Each entry below is to be printed verbatim.

▼

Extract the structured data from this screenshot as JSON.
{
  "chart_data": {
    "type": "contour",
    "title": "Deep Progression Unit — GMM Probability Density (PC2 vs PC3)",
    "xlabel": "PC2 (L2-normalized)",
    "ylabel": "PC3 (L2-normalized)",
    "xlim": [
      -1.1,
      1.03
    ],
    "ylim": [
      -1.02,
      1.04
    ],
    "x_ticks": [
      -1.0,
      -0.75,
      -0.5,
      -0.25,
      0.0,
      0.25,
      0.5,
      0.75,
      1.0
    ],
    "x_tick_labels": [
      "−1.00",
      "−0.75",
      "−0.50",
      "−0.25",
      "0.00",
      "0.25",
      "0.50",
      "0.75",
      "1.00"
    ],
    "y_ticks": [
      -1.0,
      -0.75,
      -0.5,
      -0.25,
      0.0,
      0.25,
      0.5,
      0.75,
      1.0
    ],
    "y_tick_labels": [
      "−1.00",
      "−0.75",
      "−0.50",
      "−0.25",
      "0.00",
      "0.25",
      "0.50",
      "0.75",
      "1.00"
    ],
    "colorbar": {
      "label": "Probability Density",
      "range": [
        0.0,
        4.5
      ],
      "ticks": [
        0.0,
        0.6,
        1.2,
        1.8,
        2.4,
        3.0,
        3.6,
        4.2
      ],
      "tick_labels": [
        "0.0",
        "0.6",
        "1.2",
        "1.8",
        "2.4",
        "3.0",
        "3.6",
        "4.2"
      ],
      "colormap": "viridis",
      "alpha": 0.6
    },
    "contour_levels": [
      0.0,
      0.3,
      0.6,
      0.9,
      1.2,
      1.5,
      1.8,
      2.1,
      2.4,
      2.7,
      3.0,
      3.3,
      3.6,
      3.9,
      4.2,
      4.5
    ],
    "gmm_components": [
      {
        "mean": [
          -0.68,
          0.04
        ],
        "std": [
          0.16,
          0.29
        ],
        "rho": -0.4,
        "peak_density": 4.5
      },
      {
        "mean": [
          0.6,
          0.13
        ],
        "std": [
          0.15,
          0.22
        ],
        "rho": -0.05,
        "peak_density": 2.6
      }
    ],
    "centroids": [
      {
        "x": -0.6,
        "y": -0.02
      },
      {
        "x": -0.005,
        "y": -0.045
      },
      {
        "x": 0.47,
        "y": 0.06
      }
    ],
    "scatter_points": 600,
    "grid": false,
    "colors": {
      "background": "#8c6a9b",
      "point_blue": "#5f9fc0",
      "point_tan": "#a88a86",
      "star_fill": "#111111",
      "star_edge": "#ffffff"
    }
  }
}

▲

▸ RESPONSE:
Extract the structured data from this screenshot as JSON.
{
  "chart_data": {
    "type": "contour",
    "title": "Deep Progression Unit — GMM Probability Density (PC2 vs PC3)",
    "xlabel": "PC2 (L2-normalized)",
    "ylabel": "PC3 (L2-normalized)",
    "xlim": [
      -1.1,
      1.03
    ],
    "ylim": [
      -1.02,
      1.04
    ],
    "x_ticks": [
      -1.0,
      -0.75,
      -0.5,
      -0.25,
      0.0,
      0.25,
      0.5,
      0.75,
      1.0
    ],
    "x_tick_labels": [
      "−1.00",
      "−0.75",
      "−0.50",
      "−0.25",
      "0.00",
      "0.25",
      "0.50",
      "0.75",
      "1.00"
    ],
    "y_ticks": [
      -1.0,
      -0.75,
      -0.5,
      -0.25,
      0.0,
      0.25,
      0.5,
      0.75,
      1.0
    ],
    "y_tick_labels": [
      "−1.00",
      "−0.75",
      "−0.50",
      "−0.25",
      "0.00",
      "0.25",
      "0.50",
      "0.75",
      "1.00"
    ],
    "colorbar": {
      "label": "Probability Density",
      "range": [
        0.0,
        4.5
      ],
      "ticks": [
        0.0,
        0.6,
        1.2,
        1.8,
        2.4,
        3.0,
        3.6,
        4.2
      ],
      "tick_labels": [
        "0.0",
        "0.6",
        "1.2",
        "1.8",
        "2.4",
        "3.0",
        "3.6",
        "4.2"
      ],
      "colormap": "viridis",
      "alpha": 0.6
    },
    "contour_levels": [
      0.0,
      0.3,
      0.6,
      0.9,
      1.2,
      1.5,
      1.8,
      2.1,
      2.4,
      2.7,
      3.0,
      3.3,
      3.6,
      3.9,
      4.2,
      4.5
    ],
    "gmm_components": [
      {
        "mean": [
          -0.68,
          0.04
        ],
        "std": [
          0.16,
          0.29
        ],
        "rho": -0.4,
        "peak_density": 4.5
      },
      {
        "mean": [
          0.6,
          0.13
        ],
        "std": [
          0.15,
          0.22
        ],
        "rho": -0.05,
        "peak_density": 2.6
      }
    ],
    "centroids": [
      {
        "x": -0.6,
        "y": -0.02
      },
      {
        "x": -0.005,
        "y": -0.045
      },
      {
        "x": 0.47,
        "y": 0.06
      }
    ],
    "scatter_points": 600,
    "grid": false,
    "colors": {
      "background": "#8c6a9b",
      "point_blue": "#5f9fc0",
      "point_tan": "#a88a86",
      "star_fill": "#111111",
      "star_edge": "#ffffff"
    }
  }
}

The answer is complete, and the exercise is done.